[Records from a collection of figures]
# # # # # # #

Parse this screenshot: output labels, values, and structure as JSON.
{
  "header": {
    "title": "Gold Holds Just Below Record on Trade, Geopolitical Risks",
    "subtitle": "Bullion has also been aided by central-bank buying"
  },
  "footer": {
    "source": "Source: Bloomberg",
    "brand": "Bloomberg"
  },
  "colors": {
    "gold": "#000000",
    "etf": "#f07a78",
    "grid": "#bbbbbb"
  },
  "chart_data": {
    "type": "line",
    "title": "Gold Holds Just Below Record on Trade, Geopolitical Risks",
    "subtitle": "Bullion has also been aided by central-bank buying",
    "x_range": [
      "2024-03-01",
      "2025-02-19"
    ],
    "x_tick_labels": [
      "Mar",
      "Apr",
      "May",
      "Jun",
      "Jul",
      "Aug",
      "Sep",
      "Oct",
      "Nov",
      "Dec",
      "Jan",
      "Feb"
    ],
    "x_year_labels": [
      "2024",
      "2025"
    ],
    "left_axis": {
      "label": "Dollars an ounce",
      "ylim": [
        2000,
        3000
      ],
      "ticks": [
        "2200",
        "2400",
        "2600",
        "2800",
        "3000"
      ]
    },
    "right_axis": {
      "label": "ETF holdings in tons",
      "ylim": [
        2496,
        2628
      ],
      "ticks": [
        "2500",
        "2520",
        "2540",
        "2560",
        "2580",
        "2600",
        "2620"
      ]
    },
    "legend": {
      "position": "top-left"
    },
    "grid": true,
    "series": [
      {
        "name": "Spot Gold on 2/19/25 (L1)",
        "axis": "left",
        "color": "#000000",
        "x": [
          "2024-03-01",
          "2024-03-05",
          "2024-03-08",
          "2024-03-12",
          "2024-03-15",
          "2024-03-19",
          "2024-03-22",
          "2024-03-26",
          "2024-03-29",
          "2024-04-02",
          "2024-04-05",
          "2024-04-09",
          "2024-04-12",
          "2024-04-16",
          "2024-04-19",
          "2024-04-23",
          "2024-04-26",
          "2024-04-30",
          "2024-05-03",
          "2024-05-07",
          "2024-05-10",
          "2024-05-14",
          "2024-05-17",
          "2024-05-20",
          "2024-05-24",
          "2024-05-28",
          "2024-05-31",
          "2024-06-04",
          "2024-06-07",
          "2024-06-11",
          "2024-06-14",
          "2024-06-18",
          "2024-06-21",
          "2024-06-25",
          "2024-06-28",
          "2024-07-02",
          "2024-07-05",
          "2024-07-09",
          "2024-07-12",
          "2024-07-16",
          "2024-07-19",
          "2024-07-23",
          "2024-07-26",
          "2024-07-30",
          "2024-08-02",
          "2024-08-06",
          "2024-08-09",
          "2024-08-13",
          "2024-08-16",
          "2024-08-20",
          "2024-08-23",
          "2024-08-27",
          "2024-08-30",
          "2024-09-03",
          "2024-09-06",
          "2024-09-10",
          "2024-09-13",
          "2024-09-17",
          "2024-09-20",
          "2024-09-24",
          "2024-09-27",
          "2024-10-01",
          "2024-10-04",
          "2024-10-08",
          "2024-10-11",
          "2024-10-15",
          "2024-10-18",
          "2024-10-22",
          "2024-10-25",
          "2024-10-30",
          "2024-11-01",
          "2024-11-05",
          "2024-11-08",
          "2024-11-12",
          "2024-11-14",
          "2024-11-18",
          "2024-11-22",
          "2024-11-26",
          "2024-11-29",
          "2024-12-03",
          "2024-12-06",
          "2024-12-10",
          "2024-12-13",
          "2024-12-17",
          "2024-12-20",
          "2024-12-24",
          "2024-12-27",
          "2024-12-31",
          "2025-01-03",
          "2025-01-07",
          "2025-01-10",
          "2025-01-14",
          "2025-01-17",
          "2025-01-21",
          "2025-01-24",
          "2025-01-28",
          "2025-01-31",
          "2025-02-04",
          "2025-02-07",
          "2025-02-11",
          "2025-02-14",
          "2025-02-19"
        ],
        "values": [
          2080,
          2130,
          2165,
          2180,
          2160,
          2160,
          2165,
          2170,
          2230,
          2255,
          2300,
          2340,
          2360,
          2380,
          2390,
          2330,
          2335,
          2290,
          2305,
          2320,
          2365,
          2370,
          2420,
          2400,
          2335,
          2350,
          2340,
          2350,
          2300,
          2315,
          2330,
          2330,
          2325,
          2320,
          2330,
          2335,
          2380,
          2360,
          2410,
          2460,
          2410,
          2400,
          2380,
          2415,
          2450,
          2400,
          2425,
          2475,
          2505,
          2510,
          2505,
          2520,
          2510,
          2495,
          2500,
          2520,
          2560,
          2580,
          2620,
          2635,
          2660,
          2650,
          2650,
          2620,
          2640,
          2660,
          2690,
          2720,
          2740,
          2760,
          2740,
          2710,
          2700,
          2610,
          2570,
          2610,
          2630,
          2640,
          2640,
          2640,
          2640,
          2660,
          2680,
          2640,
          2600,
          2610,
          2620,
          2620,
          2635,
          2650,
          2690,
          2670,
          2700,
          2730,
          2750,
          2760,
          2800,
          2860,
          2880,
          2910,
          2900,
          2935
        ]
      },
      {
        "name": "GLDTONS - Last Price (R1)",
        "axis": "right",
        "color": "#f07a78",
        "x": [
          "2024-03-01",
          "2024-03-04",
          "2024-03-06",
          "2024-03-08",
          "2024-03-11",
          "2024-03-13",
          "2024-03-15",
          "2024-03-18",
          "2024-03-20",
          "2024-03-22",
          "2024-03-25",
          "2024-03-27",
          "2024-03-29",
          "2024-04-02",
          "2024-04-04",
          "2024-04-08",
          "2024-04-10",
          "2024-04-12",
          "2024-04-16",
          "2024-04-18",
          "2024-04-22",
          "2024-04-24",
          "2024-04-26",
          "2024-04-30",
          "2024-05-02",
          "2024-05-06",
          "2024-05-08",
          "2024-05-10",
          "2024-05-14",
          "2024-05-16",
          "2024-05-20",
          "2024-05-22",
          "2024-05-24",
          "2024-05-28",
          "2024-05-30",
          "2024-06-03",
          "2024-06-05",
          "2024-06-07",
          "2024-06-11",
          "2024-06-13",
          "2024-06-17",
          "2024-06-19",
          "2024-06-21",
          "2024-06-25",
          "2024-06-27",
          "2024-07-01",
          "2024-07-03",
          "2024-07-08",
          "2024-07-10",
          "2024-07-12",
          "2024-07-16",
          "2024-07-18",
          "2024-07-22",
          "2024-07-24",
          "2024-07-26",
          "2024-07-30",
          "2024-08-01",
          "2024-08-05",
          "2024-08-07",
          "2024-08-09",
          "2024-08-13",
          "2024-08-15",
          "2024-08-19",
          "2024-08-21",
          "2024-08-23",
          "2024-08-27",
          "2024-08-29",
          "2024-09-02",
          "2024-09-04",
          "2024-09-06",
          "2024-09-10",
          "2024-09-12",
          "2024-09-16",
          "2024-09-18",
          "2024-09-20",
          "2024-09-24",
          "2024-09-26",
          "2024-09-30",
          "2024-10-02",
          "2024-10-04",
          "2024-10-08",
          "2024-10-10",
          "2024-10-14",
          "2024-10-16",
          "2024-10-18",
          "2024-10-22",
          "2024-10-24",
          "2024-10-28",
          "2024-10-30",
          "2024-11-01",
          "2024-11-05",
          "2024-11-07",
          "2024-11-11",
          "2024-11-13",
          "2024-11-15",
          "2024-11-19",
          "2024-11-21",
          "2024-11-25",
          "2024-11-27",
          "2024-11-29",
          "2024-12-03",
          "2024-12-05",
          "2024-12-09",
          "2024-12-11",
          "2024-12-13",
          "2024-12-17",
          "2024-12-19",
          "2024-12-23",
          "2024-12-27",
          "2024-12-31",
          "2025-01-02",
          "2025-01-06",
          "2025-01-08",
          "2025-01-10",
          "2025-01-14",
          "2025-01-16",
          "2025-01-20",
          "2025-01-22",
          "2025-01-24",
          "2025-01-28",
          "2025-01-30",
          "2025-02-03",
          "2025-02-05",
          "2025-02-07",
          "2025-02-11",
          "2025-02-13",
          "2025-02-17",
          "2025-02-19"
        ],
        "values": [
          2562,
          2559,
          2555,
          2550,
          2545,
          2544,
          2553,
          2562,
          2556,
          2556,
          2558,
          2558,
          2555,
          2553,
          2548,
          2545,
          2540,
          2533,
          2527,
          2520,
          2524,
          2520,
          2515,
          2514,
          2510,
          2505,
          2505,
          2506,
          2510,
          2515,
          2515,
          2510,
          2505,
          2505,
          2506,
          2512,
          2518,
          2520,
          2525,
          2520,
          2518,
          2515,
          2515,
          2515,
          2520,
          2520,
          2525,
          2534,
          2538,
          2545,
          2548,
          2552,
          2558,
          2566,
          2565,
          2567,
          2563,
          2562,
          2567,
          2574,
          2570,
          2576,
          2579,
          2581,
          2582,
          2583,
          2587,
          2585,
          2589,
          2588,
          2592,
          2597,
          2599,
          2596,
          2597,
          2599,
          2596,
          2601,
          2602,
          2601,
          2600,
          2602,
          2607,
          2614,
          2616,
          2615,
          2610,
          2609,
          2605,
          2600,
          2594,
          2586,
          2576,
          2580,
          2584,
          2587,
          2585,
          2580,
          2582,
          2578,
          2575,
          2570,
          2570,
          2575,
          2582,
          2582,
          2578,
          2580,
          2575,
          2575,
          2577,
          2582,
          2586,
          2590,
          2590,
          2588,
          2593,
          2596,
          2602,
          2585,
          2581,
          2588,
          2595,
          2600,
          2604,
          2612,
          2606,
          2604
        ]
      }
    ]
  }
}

# # # # # # #

Short task> State the count of lines above containing the string "subtitle", and add nothing to it.

The result> 2